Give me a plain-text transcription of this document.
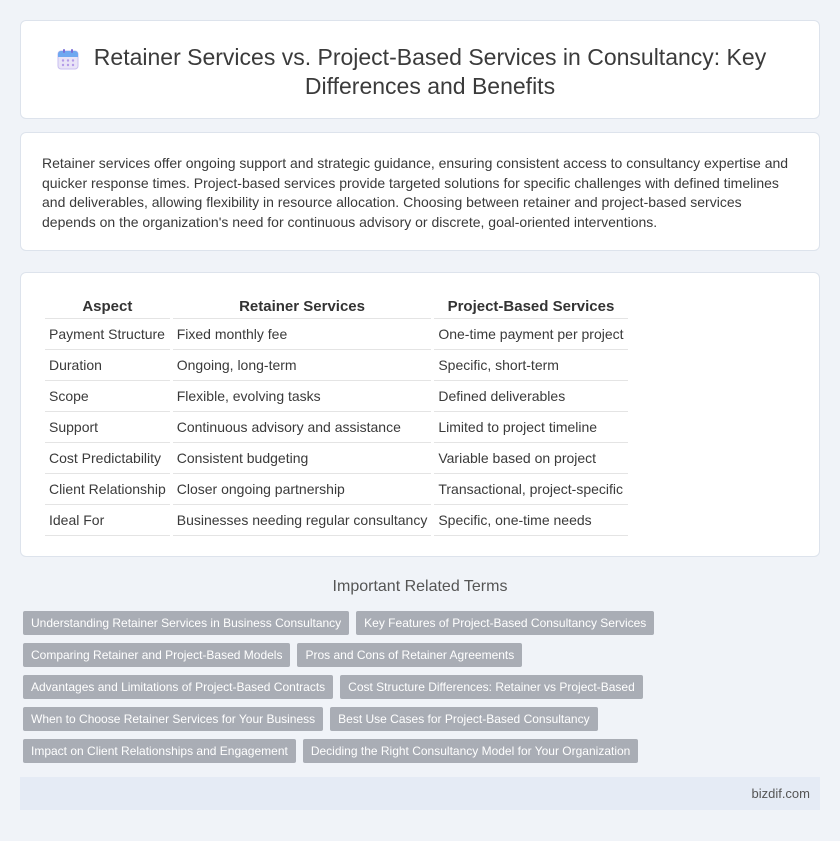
Retainer Services vs. Project-Based Services in Consultancy: Key Differences and Benefits

Retainer services offer ongoing support and strategic guidance, ensuring consistent access to consultancy expertise and quicker response times. Project-based services provide targeted solutions for specific challenges with defined timelines and deliverables, allowing flexibility in resource allocation. Choosing between retainer and project-based services depends on the organization's need for continuous advisory or discrete, goal-oriented interventions.

Aspect	Retainer Services	Project-Based Services
Payment Structure	Fixed monthly fee	One-time payment per project
Duration	Ongoing, long-term	Specific, short-term
Scope	Flexible, evolving tasks	Defined deliverables
Support	Continuous advisory and assistance	Limited to project timeline
Cost Predictability	Consistent budgeting	Variable based on project
Client Relationship	Closer ongoing partnership	Transactional, project-specific
Ideal For	Businesses needing regular consultancy	Specific, one-time needs
Important Related Terms
Understanding Retainer Services in Business Consultancy	Key Features of Project-Based Consultancy Services
Comparing Retainer and Project-Based Models	Pros and Cons of Retainer Agreements
Advantages and Limitations of Project-Based Contracts	Cost Structure Differences: Retainer vs Project-Based
When to Choose Retainer Services for Your Business	Best Use Cases for Project-Based Consultancy
Impact on Client Relationships and Engagement	Deciding the Right Consultancy Model for Your Organization
bizdif.com
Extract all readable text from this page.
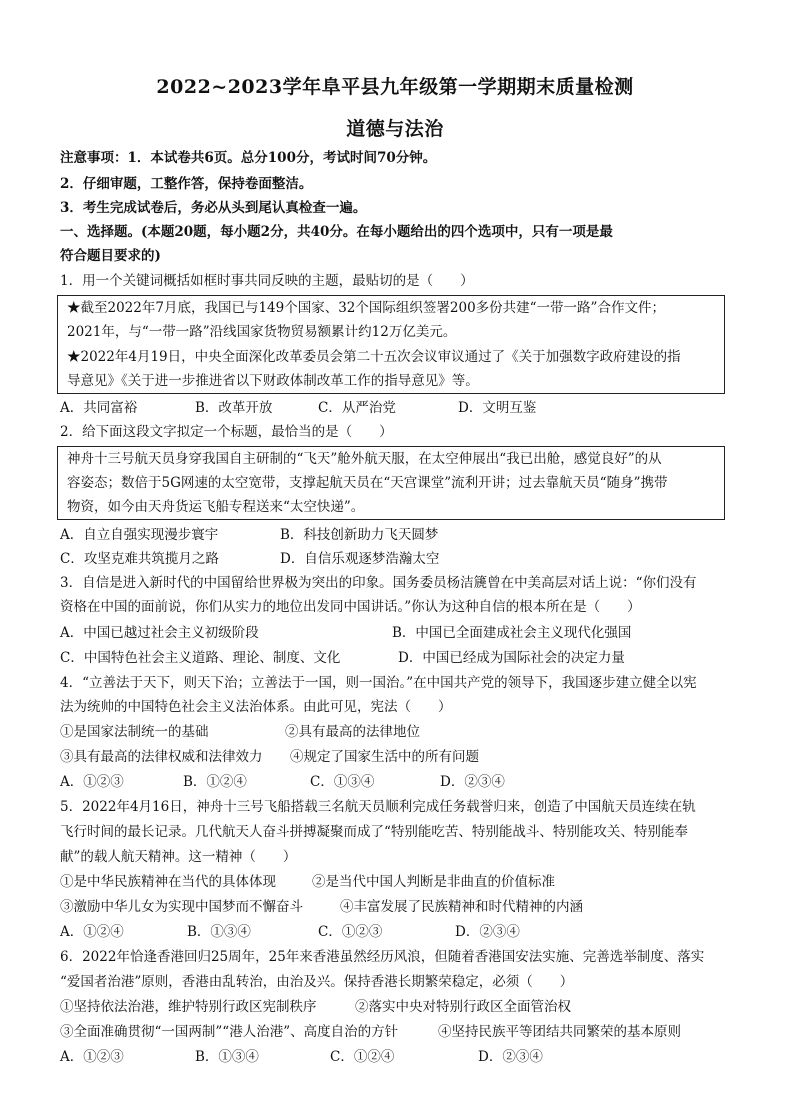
2022~2023学年阜平县九年级第一学期期末质量检测
道德与法治
注意事项：1．本试卷共6页。总分100分，考试时间70分钟。
2．仔细审题，工整作答，保持卷面整洁。
3．考生完成试卷后，务必从头到尾认真检查一遍。
一、选择题。(本题20题，每小题2分，共40分。在每小题给出的四个选项中，只有一项是最
符合题目要求的)
1．用一个关键词概括如框时事共同反映的主题，最贴切的是（　　）
★截至2022年7月底，我国已与149个国家、32个国际组织签署200多份共建“一带一路”合作文件；
2021年，与“一带一路”沿线国家货物贸易额累计约12万亿美元。
★2022年4月19日，中央全面深化改革委员会第二十五次会议审议通过了《关于加强数字政府建设的指
导意见》《关于进一步推进省以下财政体制改革工作的指导意见》等。
A．共同富裕	B．改革开放	C．从严治党	D．文明互鉴
2．给下面这段文字拟定一个标题，最恰当的是（　　）
神舟十三号航天员身穿我国自主研制的“飞天”舱外航天服，在太空伸展出“我已出舱，感觉良好”的从
容姿态；数倍于5G网速的太空宽带，支撑起航天员在“天宫课堂”流利开讲；过去靠航天员“随身”携带
物资，如今由天舟货运飞船专程送来“太空快递”。
A．自立自强实现漫步寰宇	B．科技创新助力飞天圆梦
C．攻坚克难共筑揽月之路	D．自信乐观逐梦浩瀚太空
3．自信是进入新时代的中国留给世界极为突出的印象。国务委员杨洁篪曾在中美高层对话上说：“你们没有
资格在中国的面前说，你们从实力的地位出发同中国讲话。”你认为这种自信的根本所在是（　　）
A．中国已越过社会主义初级阶段	B．中国已全面建成社会主义现代化强国
C．中国特色社会主义道路、理论、制度、文化	D．中国已经成为国际社会的决定力量
4．“立善法于天下，则天下治；立善法于一国，则一国治。”在中国共产党的领导下，我国逐步建立健全以宪
法为统帅的中国特色社会主义法治体系。由此可见，宪法（　　）
①是国家法制统一的基础	②具有最高的法律地位
③具有最高的法律权威和法律效力 ④规定了国家生活中的所有问题
A．①②③	B．①②④	C．①③④	D．②③④
5．2022年4月16日，神舟十三号飞船搭载三名航天员顺利完成任务载誉归来，创造了中国航天员连续在轨
飞行时间的最长记录。几代航天人奋斗拼搏凝聚而成了“特别能吃苦、特别能战斗、特别能攻关、特别能奉
献”的载人航天精神。这一精神（　　）
①是中华民族精神在当代的具体体现	②是当代中国人判断是非曲直的价值标准
③激励中华儿女为实现中国梦而不懈奋斗	④丰富发展了民族精神和时代精神的内涵
A．①②④	B．①③④	C．①②③	D．②③④
6．2022年恰逢香港回归25周年，25年来香港虽然经历风浪，但随着香港国安法实施、完善选举制度、落实
“爱国者治港”原则，香港由乱转治，由治及兴。保持香港长期繁荣稳定，必须（　　）
①坚持依法治港，维护特别行政区宪制秩序	②落实中央对特别行政区全面管治权
③全面准确贯彻“一国两制”“港人治港”、高度自治的方针	④坚持民族平等团结共同繁荣的基本原则
A．①②③	B．①③④	C．①②④	D．②③④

● ● ● ●

> [TASK PROMPT]
Output nothing but the lines from the line with "Extract all readable text from this page." through the last line of the material above, please, word for word and without the pictures.

> [FINAL ANSWER]
Extract all readable text from this page.
2022~2023学年阜平县九年级第一学期期末质量检测
道德与法治
注意事项：1．本试卷共6页。总分100分，考试时间70分钟。
2．仔细审题，工整作答，保持卷面整洁。
3．考生完成试卷后，务必从头到尾认真检查一遍。
一、选择题。(本题20题，每小题2分，共40分。在每小题给出的四个选项中，只有一项是最
符合题目要求的)
1．用一个关键词概括如框时事共同反映的主题，最贴切的是（　　）
★截至2022年7月底，我国已与149个国家、32个国际组织签署200多份共建“一带一路”合作文件；
2021年，与“一带一路”沿线国家货物贸易额累计约12万亿美元。
★2022年4月19日，中央全面深化改革委员会第二十五次会议审议通过了《关于加强数字政府建设的指
导意见》《关于进一步推进省以下财政体制改革工作的指导意见》等。
A．共同富裕	B．改革开放	C．从严治党	D．文明互鉴
2．给下面这段文字拟定一个标题，最恰当的是（　　）
神舟十三号航天员身穿我国自主研制的“飞天”舱外航天服，在太空伸展出“我已出舱，感觉良好”的从
容姿态；数倍于5G网速的太空宽带，支撑起航天员在“天宫课堂”流利开讲；过去靠航天员“随身”携带
物资，如今由天舟货运飞船专程送来“太空快递”。
A．自立自强实现漫步寰宇	B．科技创新助力飞天圆梦
C．攻坚克难共筑揽月之路	D．自信乐观逐梦浩瀚太空
3．自信是进入新时代的中国留给世界极为突出的印象。国务委员杨洁篪曾在中美高层对话上说：“你们没有
资格在中国的面前说，你们从实力的地位出发同中国讲话。”你认为这种自信的根本所在是（　　）
A．中国已越过社会主义初级阶段	B．中国已全面建成社会主义现代化强国
C．中国特色社会主义道路、理论、制度、文化	D．中国已经成为国际社会的决定力量
4．“立善法于天下，则天下治；立善法于一国，则一国治。”在中国共产党的领导下，我国逐步建立健全以宪
法为统帅的中国特色社会主义法治体系。由此可见，宪法（　　）
①是国家法制统一的基础	②具有最高的法律地位
③具有最高的法律权威和法律效力 ④规定了国家生活中的所有问题
A．①②③	B．①②④	C．①③④	D．②③④
5．2022年4月16日，神舟十三号飞船搭载三名航天员顺利完成任务载誉归来，创造了中国航天员连续在轨
飞行时间的最长记录。几代航天人奋斗拼搏凝聚而成了“特别能吃苦、特别能战斗、特别能攻关、特别能奉
献”的载人航天精神。这一精神（　　）
①是中华民族精神在当代的具体体现	②是当代中国人判断是非曲直的价值标准
③激励中华儿女为实现中国梦而不懈奋斗	④丰富发展了民族精神和时代精神的内涵
A．①②④	B．①③④	C．①②③	D．②③④
6．2022年恰逢香港回归25周年，25年来香港虽然经历风浪，但随着香港国安法实施、完善选举制度、落实
“爱国者治港”原则，香港由乱转治，由治及兴。保持香港长期繁荣稳定，必须（　　）
①坚持依法治港，维护特别行政区宪制秩序	②落实中央对特别行政区全面管治权
③全面准确贯彻“一国两制”“港人治港”、高度自治的方针	④坚持民族平等团结共同繁荣的基本原则
A．①②③	B．①③④	C．①②④	D．②③④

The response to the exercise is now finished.